Stored data
= = = = = = =

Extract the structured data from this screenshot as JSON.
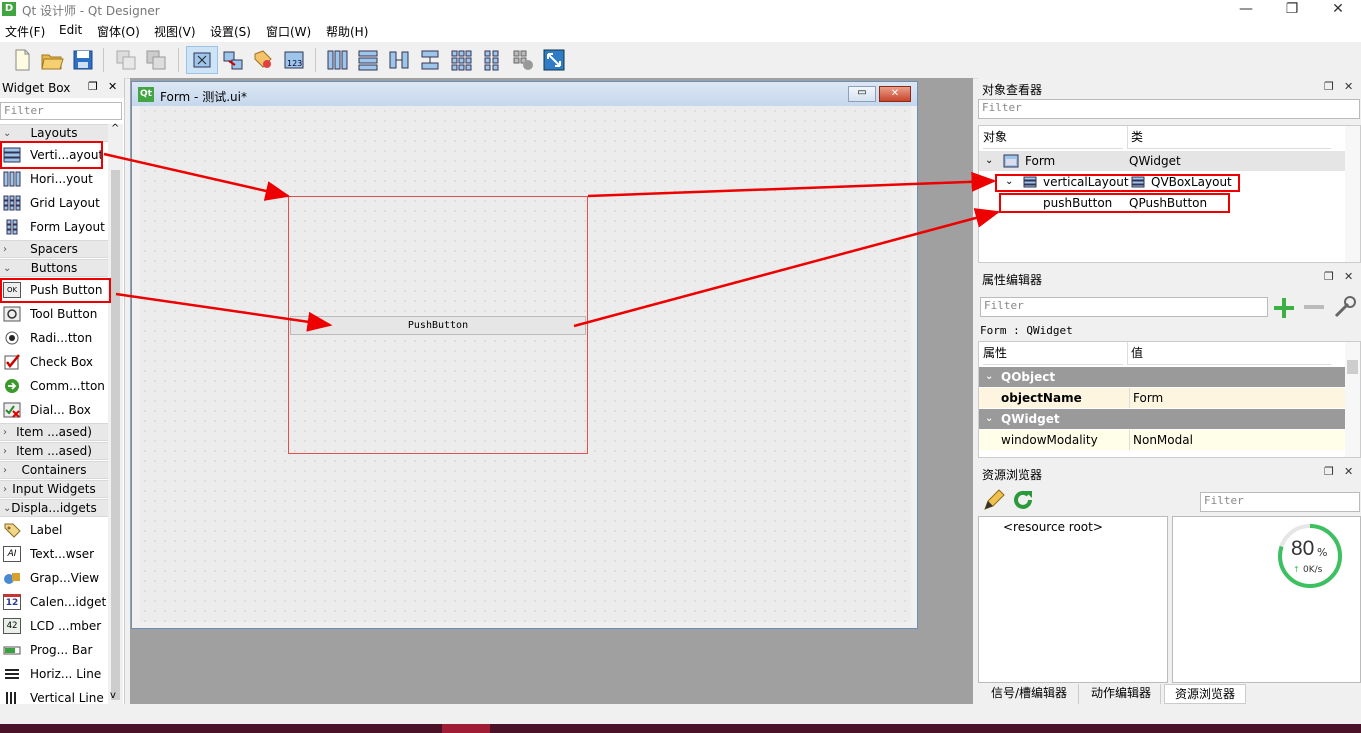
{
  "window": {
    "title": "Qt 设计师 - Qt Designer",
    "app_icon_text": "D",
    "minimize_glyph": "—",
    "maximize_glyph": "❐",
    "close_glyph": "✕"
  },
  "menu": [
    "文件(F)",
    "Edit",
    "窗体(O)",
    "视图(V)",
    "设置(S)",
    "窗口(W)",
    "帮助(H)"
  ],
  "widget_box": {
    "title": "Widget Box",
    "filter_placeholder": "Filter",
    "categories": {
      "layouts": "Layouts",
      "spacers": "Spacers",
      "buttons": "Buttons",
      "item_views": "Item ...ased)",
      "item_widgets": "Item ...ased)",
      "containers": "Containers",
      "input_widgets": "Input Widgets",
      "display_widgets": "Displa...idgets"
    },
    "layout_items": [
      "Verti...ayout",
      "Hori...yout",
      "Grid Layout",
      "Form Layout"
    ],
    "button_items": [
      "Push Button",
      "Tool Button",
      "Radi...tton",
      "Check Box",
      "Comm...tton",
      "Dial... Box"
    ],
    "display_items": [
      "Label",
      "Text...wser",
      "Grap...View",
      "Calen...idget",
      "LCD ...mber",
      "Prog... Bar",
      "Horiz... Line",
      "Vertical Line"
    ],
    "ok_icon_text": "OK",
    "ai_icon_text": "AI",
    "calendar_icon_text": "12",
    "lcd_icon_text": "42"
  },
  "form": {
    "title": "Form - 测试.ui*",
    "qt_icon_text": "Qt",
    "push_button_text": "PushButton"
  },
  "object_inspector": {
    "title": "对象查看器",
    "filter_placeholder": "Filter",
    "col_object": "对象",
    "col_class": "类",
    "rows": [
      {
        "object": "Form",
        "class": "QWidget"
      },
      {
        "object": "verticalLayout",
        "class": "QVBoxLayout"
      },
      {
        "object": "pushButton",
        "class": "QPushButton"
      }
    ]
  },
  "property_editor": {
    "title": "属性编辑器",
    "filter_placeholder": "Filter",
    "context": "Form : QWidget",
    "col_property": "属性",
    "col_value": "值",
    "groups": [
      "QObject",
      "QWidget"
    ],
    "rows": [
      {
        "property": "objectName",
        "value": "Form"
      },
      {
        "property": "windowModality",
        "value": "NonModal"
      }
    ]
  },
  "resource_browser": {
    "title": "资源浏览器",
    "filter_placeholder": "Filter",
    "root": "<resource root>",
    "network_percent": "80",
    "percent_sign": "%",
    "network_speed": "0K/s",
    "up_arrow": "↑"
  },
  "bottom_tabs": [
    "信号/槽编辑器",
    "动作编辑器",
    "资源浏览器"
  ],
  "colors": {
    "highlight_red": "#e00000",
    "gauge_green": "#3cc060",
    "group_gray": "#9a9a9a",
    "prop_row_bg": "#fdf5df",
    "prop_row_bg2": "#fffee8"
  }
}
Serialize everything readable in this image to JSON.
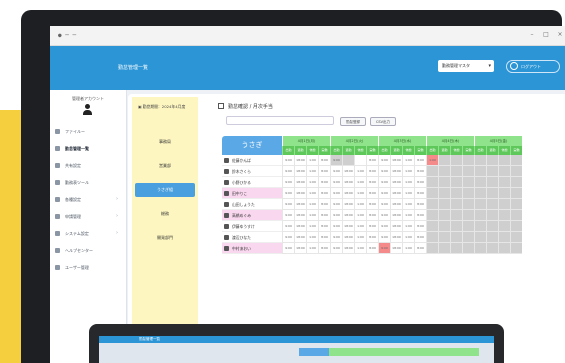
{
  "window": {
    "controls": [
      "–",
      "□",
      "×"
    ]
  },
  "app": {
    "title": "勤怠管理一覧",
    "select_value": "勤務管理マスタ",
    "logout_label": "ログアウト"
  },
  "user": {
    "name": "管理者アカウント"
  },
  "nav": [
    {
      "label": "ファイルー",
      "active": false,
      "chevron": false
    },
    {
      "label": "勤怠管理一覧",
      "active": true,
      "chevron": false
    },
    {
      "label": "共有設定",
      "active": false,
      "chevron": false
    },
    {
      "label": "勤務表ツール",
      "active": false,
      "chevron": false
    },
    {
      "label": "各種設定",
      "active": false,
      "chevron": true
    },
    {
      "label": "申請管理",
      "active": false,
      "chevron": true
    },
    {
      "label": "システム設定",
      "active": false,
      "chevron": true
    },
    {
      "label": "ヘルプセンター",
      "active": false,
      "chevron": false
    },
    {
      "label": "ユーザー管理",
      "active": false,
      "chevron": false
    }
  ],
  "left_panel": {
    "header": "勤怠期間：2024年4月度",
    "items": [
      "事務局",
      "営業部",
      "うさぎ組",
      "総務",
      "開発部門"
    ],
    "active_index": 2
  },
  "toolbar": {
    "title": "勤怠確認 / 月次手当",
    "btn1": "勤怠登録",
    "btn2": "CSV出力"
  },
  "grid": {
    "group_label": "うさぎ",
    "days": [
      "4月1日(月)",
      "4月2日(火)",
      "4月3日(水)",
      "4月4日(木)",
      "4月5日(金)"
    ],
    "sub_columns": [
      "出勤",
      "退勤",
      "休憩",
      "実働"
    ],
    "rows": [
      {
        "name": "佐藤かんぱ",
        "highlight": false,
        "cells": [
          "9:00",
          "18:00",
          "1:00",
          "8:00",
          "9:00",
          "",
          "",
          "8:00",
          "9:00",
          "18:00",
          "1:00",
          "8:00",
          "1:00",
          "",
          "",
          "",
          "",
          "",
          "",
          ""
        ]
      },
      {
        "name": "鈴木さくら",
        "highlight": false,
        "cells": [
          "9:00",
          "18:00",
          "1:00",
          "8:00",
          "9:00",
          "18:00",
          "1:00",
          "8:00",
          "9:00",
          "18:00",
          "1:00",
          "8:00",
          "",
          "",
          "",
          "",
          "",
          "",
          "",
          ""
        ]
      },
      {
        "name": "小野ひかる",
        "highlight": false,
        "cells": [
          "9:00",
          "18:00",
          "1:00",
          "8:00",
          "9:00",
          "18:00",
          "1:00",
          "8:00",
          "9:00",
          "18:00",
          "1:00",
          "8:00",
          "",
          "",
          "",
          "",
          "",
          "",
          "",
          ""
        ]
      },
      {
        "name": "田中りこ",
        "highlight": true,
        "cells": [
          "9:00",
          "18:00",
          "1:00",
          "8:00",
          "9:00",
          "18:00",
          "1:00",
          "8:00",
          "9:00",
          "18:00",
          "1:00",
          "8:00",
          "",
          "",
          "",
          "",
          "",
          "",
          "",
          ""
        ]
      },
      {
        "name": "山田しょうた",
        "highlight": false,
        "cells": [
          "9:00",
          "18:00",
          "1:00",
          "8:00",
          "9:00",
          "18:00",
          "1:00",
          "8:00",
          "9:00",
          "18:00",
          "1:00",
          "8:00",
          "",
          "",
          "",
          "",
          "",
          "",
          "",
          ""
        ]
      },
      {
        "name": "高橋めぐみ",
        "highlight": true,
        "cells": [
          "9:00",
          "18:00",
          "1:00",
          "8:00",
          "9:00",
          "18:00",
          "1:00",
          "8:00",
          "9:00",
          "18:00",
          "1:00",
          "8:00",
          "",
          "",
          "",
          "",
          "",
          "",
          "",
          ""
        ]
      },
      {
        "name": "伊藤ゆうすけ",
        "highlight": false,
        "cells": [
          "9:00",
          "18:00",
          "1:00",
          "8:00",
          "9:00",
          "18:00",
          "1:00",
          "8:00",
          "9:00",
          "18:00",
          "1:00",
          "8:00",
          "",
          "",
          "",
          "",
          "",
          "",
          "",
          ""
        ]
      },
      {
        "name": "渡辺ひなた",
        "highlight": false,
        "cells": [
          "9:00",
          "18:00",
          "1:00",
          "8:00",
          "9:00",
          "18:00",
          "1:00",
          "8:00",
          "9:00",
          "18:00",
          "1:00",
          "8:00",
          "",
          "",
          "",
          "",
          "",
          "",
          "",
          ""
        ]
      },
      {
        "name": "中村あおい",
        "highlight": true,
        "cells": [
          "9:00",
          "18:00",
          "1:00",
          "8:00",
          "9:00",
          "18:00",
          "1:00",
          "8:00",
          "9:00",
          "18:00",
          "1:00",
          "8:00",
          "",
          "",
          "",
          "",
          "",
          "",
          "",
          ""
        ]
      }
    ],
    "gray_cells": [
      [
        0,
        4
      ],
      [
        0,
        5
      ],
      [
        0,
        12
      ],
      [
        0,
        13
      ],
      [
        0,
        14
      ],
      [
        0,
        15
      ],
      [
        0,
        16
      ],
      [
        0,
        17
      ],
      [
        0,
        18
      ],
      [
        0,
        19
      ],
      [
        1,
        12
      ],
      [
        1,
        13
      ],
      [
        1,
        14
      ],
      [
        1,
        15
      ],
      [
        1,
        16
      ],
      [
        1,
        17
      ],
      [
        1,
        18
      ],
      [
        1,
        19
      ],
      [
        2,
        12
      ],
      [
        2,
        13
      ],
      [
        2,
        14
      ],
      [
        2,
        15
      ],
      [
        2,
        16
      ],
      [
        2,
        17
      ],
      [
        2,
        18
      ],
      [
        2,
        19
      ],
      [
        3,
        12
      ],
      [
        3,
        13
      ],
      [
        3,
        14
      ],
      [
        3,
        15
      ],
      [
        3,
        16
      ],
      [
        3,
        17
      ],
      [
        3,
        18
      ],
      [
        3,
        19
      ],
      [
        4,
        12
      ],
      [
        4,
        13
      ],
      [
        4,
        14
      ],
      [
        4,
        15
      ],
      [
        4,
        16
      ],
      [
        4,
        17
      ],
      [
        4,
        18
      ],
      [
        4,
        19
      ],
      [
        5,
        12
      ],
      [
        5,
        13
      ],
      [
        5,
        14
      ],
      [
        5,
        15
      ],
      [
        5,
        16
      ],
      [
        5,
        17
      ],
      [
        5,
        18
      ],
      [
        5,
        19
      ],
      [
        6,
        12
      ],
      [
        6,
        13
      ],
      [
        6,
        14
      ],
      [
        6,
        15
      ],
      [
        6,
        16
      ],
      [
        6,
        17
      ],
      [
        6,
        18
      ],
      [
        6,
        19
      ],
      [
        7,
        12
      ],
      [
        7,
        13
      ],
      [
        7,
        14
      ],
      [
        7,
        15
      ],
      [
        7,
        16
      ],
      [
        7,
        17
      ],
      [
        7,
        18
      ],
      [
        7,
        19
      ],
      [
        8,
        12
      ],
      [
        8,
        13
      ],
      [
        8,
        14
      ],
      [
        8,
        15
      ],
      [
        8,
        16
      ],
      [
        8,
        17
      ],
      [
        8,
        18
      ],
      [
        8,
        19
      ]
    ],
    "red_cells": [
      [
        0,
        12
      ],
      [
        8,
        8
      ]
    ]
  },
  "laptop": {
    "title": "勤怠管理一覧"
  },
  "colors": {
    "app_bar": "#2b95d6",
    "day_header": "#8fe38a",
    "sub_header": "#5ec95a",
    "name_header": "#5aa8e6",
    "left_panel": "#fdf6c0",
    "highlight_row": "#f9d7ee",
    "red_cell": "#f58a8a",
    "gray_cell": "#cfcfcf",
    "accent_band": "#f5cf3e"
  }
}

= = = = = = =

## INSTRUCTIONS TO FOLLOW
State how many lines of the listing above hold the word "ased", with nothing but the number.

## SOLUTION FOR THIS TASK
2